## [Material for this exercise]
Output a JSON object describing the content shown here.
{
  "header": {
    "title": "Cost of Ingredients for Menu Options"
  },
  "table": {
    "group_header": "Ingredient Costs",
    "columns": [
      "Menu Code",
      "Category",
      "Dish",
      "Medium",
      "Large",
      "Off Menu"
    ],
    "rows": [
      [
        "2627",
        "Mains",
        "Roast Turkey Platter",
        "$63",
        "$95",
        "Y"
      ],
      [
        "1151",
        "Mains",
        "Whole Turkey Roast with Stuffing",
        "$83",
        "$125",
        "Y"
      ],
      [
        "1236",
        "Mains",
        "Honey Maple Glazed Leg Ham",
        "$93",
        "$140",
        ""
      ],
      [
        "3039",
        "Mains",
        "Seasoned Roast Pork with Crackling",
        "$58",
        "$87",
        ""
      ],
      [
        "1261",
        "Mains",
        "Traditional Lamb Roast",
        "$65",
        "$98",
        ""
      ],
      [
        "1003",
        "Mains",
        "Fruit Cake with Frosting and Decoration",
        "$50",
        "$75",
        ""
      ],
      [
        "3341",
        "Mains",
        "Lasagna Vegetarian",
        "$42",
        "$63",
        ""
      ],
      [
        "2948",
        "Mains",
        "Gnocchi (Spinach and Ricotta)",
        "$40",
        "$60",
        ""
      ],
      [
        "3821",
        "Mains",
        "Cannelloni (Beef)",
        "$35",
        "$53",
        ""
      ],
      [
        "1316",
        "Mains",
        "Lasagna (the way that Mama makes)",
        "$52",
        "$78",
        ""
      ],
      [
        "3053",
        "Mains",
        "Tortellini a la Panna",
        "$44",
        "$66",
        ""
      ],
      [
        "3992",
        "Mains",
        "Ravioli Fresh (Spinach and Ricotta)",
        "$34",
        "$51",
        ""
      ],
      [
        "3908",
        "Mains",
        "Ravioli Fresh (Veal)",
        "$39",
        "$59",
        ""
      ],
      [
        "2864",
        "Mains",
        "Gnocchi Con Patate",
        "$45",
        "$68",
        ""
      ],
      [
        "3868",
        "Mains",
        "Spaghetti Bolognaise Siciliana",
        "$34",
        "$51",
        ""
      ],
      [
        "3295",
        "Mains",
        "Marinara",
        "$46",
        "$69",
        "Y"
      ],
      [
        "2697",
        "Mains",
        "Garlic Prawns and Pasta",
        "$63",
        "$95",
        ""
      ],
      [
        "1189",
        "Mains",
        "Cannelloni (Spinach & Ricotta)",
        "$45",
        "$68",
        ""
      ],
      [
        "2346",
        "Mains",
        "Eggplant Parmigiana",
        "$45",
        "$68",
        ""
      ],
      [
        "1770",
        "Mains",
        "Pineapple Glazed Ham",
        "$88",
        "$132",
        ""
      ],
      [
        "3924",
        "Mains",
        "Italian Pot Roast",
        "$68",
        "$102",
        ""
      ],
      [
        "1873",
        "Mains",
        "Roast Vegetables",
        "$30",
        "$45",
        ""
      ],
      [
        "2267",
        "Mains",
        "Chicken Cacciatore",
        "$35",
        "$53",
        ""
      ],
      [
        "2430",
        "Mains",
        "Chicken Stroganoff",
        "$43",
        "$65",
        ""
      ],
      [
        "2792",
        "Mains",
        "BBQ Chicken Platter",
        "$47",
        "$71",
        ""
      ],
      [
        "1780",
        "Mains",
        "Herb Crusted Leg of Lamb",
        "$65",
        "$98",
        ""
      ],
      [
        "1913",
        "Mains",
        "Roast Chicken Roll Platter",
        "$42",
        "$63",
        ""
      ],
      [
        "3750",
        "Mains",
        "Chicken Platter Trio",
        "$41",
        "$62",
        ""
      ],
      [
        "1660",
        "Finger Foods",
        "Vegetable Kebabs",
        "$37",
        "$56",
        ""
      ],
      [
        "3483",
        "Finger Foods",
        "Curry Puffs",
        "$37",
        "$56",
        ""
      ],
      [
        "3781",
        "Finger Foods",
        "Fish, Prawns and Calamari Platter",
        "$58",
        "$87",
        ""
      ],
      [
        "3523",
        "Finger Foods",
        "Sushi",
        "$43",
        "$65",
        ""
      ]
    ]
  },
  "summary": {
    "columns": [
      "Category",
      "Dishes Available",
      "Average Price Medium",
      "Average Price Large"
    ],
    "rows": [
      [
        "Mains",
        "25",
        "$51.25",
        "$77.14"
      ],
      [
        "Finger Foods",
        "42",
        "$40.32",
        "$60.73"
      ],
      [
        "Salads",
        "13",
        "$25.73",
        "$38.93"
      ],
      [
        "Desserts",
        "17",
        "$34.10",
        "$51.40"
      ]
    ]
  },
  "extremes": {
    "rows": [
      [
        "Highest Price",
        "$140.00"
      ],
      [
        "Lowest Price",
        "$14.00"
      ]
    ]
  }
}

## [Short exercise]
Tally up the lines with the word "Spinach" in them, and answer with that number by itself.

## [Result]
3